Data excerpts:
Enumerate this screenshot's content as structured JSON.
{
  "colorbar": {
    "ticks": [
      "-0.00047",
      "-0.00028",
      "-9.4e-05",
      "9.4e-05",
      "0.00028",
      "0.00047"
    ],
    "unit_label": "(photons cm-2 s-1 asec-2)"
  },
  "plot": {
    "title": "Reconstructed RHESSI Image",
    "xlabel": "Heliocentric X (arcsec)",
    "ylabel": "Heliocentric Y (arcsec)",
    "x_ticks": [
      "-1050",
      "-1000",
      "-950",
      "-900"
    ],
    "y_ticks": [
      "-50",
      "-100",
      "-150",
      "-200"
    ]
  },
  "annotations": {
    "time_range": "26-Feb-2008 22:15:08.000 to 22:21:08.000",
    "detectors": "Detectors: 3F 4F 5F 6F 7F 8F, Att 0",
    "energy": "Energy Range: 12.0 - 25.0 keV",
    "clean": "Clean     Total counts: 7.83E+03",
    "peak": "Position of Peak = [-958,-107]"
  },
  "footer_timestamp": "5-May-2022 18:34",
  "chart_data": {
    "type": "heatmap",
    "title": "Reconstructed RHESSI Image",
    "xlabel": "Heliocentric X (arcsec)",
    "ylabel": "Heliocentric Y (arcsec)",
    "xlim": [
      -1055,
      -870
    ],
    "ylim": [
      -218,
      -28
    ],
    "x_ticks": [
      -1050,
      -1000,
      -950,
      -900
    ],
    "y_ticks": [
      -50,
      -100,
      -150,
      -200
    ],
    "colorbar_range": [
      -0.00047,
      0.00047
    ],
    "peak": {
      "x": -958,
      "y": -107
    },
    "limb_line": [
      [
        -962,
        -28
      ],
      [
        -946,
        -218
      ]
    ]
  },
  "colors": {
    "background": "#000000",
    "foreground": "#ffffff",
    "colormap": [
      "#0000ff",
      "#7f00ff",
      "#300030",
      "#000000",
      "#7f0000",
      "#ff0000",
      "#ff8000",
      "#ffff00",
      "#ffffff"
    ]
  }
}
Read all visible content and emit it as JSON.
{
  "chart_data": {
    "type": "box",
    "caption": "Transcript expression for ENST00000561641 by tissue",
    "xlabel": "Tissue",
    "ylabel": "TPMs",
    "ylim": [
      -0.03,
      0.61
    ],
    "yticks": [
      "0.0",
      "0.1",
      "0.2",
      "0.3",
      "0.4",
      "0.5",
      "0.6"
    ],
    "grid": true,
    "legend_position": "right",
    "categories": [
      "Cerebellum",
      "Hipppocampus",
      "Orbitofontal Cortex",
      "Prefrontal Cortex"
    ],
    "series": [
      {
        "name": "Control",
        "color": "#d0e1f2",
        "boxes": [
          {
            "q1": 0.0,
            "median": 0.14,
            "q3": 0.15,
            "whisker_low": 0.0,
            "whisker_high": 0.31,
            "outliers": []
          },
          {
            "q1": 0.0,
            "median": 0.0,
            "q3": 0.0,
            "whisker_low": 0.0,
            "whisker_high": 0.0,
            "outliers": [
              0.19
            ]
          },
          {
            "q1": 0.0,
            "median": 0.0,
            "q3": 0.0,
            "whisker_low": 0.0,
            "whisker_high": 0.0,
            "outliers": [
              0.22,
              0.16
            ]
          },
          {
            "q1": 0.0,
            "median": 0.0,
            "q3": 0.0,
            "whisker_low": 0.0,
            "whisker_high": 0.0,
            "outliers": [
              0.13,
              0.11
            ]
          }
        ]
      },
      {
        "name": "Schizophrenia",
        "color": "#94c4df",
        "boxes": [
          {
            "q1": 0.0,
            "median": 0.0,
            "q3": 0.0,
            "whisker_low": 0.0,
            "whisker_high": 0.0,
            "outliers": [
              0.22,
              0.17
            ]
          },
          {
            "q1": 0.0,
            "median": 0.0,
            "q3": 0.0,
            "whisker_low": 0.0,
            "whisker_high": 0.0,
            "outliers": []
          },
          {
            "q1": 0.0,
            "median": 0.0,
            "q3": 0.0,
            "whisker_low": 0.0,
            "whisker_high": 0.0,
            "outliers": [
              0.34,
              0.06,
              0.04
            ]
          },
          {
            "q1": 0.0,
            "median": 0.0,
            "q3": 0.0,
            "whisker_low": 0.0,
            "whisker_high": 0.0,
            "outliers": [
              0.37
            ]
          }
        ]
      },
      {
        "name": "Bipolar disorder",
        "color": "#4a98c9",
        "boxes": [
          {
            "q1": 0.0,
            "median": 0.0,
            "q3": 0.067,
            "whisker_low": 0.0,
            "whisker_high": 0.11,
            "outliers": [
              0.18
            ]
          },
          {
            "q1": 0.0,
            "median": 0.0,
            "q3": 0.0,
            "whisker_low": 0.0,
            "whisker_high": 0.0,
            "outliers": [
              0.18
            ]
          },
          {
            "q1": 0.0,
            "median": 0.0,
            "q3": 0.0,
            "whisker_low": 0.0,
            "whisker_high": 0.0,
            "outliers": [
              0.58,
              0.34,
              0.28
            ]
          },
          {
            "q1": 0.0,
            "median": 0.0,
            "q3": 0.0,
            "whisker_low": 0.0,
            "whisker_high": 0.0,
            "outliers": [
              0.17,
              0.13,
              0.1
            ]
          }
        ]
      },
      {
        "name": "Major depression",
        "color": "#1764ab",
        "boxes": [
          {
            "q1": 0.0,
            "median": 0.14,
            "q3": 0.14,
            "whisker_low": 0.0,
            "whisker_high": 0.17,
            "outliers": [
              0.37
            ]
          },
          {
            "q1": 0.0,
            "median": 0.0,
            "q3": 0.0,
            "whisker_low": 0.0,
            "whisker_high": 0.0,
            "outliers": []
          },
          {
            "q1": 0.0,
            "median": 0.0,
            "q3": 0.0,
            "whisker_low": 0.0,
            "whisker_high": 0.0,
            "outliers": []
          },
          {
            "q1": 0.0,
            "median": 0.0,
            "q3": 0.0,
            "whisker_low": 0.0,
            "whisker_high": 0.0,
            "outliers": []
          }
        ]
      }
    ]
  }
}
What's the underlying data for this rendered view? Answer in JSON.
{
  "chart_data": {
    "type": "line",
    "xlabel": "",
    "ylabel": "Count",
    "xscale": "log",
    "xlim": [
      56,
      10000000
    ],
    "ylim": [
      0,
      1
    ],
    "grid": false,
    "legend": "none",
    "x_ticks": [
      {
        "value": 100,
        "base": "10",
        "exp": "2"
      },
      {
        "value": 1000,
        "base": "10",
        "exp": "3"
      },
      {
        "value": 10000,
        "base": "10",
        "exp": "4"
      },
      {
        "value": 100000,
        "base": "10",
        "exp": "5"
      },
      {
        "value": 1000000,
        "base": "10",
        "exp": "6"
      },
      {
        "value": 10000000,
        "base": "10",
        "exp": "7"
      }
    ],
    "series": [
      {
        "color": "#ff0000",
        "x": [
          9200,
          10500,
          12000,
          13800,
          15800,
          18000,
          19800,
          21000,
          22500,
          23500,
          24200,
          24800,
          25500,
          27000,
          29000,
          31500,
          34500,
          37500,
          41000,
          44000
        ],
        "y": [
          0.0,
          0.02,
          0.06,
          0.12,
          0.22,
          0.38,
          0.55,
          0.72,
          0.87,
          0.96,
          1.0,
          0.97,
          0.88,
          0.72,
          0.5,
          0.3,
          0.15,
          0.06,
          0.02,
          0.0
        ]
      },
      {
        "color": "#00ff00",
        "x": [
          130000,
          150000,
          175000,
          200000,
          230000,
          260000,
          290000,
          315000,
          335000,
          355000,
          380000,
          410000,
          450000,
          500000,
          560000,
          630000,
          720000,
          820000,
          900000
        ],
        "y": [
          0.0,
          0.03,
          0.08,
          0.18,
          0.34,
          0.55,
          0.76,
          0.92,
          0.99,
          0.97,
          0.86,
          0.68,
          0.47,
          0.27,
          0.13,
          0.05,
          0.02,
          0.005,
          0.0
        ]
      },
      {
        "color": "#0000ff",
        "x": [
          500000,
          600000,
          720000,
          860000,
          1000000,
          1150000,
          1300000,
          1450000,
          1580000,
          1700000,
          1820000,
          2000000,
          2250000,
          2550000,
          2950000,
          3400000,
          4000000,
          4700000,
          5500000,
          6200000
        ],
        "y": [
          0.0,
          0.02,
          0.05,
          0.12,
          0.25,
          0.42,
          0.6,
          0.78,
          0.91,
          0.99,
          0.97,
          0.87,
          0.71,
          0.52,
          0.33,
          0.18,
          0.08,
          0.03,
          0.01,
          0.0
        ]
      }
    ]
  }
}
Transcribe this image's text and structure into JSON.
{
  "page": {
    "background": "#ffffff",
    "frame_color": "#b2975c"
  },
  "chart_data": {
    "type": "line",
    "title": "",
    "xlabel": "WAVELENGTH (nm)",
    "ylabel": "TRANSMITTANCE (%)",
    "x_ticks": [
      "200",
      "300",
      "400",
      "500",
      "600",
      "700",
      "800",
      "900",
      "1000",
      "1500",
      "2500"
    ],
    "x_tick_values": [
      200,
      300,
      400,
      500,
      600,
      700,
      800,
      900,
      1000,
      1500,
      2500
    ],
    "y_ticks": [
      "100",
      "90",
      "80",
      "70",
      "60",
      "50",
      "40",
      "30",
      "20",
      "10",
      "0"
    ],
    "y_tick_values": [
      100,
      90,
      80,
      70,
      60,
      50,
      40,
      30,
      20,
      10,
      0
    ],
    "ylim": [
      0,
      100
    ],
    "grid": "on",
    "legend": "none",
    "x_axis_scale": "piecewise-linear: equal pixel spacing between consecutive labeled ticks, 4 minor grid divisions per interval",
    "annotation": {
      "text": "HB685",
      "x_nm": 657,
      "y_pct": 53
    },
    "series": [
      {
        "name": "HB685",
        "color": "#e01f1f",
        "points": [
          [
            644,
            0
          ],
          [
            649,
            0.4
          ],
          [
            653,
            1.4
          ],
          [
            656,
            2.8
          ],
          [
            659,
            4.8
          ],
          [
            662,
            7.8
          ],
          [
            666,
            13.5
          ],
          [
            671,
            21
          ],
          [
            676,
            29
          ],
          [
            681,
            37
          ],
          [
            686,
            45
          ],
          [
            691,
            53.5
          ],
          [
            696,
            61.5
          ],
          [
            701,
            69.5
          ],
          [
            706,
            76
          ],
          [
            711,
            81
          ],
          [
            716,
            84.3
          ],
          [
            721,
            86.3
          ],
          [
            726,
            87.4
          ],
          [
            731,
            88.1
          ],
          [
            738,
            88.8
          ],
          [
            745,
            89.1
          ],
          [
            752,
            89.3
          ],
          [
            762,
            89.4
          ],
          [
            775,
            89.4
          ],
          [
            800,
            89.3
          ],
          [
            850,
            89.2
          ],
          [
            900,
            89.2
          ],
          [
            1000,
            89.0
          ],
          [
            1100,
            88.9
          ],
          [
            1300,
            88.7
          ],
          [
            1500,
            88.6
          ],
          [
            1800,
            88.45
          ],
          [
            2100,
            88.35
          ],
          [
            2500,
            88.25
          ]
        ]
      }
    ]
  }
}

Required work: Identify and copy lines that hold the string "xlabel".

The completed task:
    "xlabel": "Heliocentric X (arcsec)",
    "xlabel": "Heliocentric X (arcsec)",
    "xlabel": "Tissue",
    "xlabel": "",
    "xlabel": "WAVELENGTH (nm)",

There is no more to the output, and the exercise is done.